- [RECORDS SHOWN]
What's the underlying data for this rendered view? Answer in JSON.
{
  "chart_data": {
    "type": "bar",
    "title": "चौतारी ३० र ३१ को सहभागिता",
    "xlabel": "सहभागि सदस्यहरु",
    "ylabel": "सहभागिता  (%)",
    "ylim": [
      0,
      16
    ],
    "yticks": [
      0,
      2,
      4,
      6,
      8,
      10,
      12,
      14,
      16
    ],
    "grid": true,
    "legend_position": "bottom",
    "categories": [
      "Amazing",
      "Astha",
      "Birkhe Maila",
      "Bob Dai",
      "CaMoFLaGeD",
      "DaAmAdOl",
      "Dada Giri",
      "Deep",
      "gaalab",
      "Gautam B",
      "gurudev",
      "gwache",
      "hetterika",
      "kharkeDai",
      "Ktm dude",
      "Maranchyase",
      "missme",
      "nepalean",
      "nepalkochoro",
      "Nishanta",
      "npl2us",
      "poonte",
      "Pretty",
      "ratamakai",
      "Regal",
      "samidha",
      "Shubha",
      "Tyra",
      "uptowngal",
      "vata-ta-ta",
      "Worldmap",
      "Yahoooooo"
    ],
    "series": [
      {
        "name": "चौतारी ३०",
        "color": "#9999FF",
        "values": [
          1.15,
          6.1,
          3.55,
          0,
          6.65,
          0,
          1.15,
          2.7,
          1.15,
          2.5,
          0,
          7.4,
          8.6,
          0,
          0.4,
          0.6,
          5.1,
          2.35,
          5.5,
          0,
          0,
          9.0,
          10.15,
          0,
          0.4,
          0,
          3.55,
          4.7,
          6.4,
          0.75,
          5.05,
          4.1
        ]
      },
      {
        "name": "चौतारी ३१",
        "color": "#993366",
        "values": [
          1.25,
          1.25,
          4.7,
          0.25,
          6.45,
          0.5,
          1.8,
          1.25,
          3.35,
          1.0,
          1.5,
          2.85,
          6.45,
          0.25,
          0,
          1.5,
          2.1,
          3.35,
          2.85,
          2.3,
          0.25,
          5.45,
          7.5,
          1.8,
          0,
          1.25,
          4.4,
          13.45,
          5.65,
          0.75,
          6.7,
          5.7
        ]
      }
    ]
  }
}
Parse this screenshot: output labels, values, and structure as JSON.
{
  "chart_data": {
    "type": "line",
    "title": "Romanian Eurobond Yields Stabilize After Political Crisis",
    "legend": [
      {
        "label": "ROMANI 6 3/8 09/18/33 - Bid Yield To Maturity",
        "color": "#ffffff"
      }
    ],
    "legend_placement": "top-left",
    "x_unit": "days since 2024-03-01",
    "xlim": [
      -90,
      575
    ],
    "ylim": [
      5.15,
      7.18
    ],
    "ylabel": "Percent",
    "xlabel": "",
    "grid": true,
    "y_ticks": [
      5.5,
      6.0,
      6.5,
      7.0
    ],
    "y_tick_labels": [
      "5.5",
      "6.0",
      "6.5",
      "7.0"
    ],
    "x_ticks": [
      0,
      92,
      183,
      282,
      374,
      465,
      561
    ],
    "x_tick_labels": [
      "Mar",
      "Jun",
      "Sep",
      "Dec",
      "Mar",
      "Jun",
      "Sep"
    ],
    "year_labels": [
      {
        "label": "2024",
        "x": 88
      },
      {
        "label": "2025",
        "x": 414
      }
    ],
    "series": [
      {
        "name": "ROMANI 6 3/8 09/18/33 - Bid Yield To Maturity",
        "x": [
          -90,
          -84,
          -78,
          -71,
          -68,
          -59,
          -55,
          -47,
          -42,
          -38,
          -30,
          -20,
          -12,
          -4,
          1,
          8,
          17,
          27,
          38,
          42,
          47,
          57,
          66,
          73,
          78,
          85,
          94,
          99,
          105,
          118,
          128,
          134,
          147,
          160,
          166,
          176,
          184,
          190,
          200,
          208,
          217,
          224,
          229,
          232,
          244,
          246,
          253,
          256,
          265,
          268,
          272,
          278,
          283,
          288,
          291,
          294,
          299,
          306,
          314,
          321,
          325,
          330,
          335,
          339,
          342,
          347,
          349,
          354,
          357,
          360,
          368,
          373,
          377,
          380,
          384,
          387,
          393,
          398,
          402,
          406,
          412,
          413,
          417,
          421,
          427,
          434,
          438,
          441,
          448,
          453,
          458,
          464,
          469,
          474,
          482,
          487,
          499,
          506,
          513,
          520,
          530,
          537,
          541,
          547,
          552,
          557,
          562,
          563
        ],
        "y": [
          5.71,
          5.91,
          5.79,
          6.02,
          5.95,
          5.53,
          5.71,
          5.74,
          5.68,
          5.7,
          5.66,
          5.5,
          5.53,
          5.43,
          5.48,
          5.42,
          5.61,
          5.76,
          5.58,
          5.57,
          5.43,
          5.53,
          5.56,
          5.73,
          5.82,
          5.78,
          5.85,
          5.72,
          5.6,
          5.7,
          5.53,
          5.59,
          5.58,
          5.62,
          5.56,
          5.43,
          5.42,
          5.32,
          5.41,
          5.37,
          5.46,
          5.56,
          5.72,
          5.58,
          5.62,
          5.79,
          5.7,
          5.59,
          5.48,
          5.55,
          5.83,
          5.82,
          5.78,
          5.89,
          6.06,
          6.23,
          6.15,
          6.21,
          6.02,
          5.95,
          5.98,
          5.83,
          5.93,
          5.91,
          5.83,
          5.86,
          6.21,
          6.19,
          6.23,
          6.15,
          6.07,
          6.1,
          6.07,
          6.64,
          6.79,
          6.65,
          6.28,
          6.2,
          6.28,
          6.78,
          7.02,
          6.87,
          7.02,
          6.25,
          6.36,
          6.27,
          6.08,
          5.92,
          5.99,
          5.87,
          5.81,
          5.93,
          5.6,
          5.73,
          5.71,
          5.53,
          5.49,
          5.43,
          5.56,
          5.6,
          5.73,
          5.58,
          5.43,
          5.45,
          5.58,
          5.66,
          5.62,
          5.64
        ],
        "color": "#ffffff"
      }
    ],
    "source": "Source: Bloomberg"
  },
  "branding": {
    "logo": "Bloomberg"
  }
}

- [SHORT EXERCISE] Write out every entry verbatim.

- [ANSWER IN FULL]
What's the underlying data for this rendered view? Answer in JSON.
{
  "chart_data": {
    "type": "bar",
    "title": "चौतारी ३० र ३१ को सहभागिता",
    "xlabel": "सहभागि सदस्यहरु",
    "ylabel": "सहभागिता  (%)",
    "ylim": [
      0,
      16
    ],
    "yticks": [
      0,
      2,
      4,
      6,
      8,
      10,
      12,
      14,
      16
    ],
    "grid": true,
    "legend_position": "bottom",
    "categories": [
      "Amazing",
      "Astha",
      "Birkhe Maila",
      "Bob Dai",
      "CaMoFLaGeD",
      "DaAmAdOl",
      "Dada Giri",
      "Deep",
      "gaalab",
      "Gautam B",
      "gurudev",
      "gwache",
      "hetterika",
      "kharkeDai",
      "Ktm dude",
      "Maranchyase",
      "missme",
      "nepalean",
      "nepalkochoro",
      "Nishanta",
      "npl2us",
      "poonte",
      "Pretty",
      "ratamakai",
      "Regal",
      "samidha",
      "Shubha",
      "Tyra",
      "uptowngal",
      "vata-ta-ta",
      "Worldmap",
      "Yahoooooo"
    ],
    "series": [
      {
        "name": "चौतारी ३०",
        "color": "#9999FF",
        "values": [
          1.15,
          6.1,
          3.55,
          0,
          6.65,
          0,
          1.15,
          2.7,
          1.15,
          2.5,
          0,
          7.4,
          8.6,
          0,
          0.4,
          0.6,
          5.1,
          2.35,
          5.5,
          0,
          0,
          9.0,
          10.15,
          0,
          0.4,
          0,
          3.55,
          4.7,
          6.4,
          0.75,
          5.05,
          4.1
        ]
      },
      {
        "name": "चौतारी ३१",
        "color": "#993366",
        "values": [
          1.25,
          1.25,
          4.7,
          0.25,
          6.45,
          0.5,
          1.8,
          1.25,
          3.35,
          1.0,
          1.5,
          2.85,
          6.45,
          0.25,
          0,
          1.5,
          2.1,
          3.35,
          2.85,
          2.3,
          0.25,
          5.45,
          7.5,
          1.8,
          0,
          1.25,
          4.4,
          13.45,
          5.65,
          0.75,
          6.7,
          5.7
        ]
      }
    ]
  }
}
Parse this screenshot: output labels, values, and structure as JSON.
{
  "chart_data": {
    "type": "line",
    "title": "Romanian Eurobond Yields Stabilize After Political Crisis",
    "legend": [
      {
        "label": "ROMANI 6 3/8 09/18/33 - Bid Yield To Maturity",
        "color": "#ffffff"
      }
    ],
    "legend_placement": "top-left",
    "x_unit": "days since 2024-03-01",
    "xlim": [
      -90,
      575
    ],
    "ylim": [
      5.15,
      7.18
    ],
    "ylabel": "Percent",
    "xlabel": "",
    "grid": true,
    "y_ticks": [
      5.5,
      6.0,
      6.5,
      7.0
    ],
    "y_tick_labels": [
      "5.5",
      "6.0",
      "6.5",
      "7.0"
    ],
    "x_ticks": [
      0,
      92,
      183,
      282,
      374,
      465,
      561
    ],
    "x_tick_labels": [
      "Mar",
      "Jun",
      "Sep",
      "Dec",
      "Mar",
      "Jun",
      "Sep"
    ],
    "year_labels": [
      {
        "label": "2024",
        "x": 88
      },
      {
        "label": "2025",
        "x": 414
      }
    ],
    "series": [
      {
        "name": "ROMANI 6 3/8 09/18/33 - Bid Yield To Maturity",
        "x": [
          -90,
          -84,
          -78,
          -71,
          -68,
          -59,
          -55,
          -47,
          -42,
          -38,
          -30,
          -20,
          -12,
          -4,
          1,
          8,
          17,
          27,
          38,
          42,
          47,
          57,
          66,
          73,
          78,
          85,
          94,
          99,
          105,
          118,
          128,
          134,
          147,
          160,
          166,
          176,
          184,
          190,
          200,
          208,
          217,
          224,
          229,
          232,
          244,
          246,
          253,
          256,
          265,
          268,
          272,
          278,
          283,
          288,
          291,
          294,
          299,
          306,
          314,
          321,
          325,
          330,
          335,
          339,
          342,
          347,
          349,
          354,
          357,
          360,
          368,
          373,
          377,
          380,
          384,
          387,
          393,
          398,
          402,
          406,
          412,
          413,
          417,
          421,
          427,
          434,
          438,
          441,
          448,
          453,
          458,
          464,
          469,
          474,
          482,
          487,
          499,
          506,
          513,
          520,
          530,
          537,
          541,
          547,
          552,
          557,
          562,
          563
        ],
        "y": [
          5.71,
          5.91,
          5.79,
          6.02,
          5.95,
          5.53,
          5.71,
          5.74,
          5.68,
          5.7,
          5.66,
          5.5,
          5.53,
          5.43,
          5.48,
          5.42,
          5.61,
          5.76,
          5.58,
          5.57,
          5.43,
          5.53,
          5.56,
          5.73,
          5.82,
          5.78,
          5.85,
          5.72,
          5.6,
          5.7,
          5.53,
          5.59,
          5.58,
          5.62,
          5.56,
          5.43,
          5.42,
          5.32,
          5.41,
          5.37,
          5.46,
          5.56,
          5.72,
          5.58,
          5.62,
          5.79,
          5.7,
          5.59,
          5.48,
          5.55,
          5.83,
          5.82,
          5.78,
          5.89,
          6.06,
          6.23,
          6.15,
          6.21,
          6.02,
          5.95,
          5.98,
          5.83,
          5.93,
          5.91,
          5.83,
          5.86,
          6.21,
          6.19,
          6.23,
          6.15,
          6.07,
          6.1,
          6.07,
          6.64,
          6.79,
          6.65,
          6.28,
          6.2,
          6.28,
          6.78,
          7.02,
          6.87,
          7.02,
          6.25,
          6.36,
          6.27,
          6.08,
          5.92,
          5.99,
          5.87,
          5.81,
          5.93,
          5.6,
          5.73,
          5.71,
          5.53,
          5.49,
          5.43,
          5.56,
          5.6,
          5.73,
          5.58,
          5.43,
          5.45,
          5.58,
          5.66,
          5.62,
          5.64
        ],
        "color": "#ffffff"
      }
    ],
    "source": "Source: Bloomberg"
  },
  "branding": {
    "logo": "Bloomberg"
  }
}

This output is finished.